◆ The problem: Every entry that follows should be reproduced exactly.

◆ Data provided:
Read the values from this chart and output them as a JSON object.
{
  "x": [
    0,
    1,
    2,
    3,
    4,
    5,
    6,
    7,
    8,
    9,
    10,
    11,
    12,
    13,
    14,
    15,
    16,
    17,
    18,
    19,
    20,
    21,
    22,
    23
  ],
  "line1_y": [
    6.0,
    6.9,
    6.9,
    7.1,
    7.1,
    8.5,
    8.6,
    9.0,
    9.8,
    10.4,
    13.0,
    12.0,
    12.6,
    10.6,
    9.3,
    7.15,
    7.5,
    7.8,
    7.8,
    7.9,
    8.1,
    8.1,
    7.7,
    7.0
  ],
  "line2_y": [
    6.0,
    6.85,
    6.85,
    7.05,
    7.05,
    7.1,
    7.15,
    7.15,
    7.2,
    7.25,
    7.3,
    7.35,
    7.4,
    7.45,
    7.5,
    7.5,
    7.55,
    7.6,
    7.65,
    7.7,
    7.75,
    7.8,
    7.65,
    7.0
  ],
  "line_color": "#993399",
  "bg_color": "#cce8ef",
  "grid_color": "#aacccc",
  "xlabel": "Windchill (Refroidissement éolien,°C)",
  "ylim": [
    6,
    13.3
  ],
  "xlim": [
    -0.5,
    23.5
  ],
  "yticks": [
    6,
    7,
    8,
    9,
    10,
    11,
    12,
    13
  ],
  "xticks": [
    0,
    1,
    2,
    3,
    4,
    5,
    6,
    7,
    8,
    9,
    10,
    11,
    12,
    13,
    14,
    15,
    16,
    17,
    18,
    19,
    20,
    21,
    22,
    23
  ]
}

◆ Written solution:
Read the values from this chart and output them as a JSON object.
{
  "x": [
    0,
    1,
    2,
    3,
    4,
    5,
    6,
    7,
    8,
    9,
    10,
    11,
    12,
    13,
    14,
    15,
    16,
    17,
    18,
    19,
    20,
    21,
    22,
    23
  ],
  "line1_y": [
    6.0,
    6.9,
    6.9,
    7.1,
    7.1,
    8.5,
    8.6,
    9.0,
    9.8,
    10.4,
    13.0,
    12.0,
    12.6,
    10.6,
    9.3,
    7.15,
    7.5,
    7.8,
    7.8,
    7.9,
    8.1,
    8.1,
    7.7,
    7.0
  ],
  "line2_y": [
    6.0,
    6.85,
    6.85,
    7.05,
    7.05,
    7.1,
    7.15,
    7.15,
    7.2,
    7.25,
    7.3,
    7.35,
    7.4,
    7.45,
    7.5,
    7.5,
    7.55,
    7.6,
    7.65,
    7.7,
    7.75,
    7.8,
    7.65,
    7.0
  ],
  "line_color": "#993399",
  "bg_color": "#cce8ef",
  "grid_color": "#aacccc",
  "xlabel": "Windchill (Refroidissement éolien,°C)",
  "ylim": [
    6,
    13.3
  ],
  "xlim": [
    -0.5,
    23.5
  ],
  "yticks": [
    6,
    7,
    8,
    9,
    10,
    11,
    12,
    13
  ],
  "xticks": [
    0,
    1,
    2,
    3,
    4,
    5,
    6,
    7,
    8,
    9,
    10,
    11,
    12,
    13,
    14,
    15,
    16,
    17,
    18,
    19,
    20,
    21,
    22,
    23
  ]
}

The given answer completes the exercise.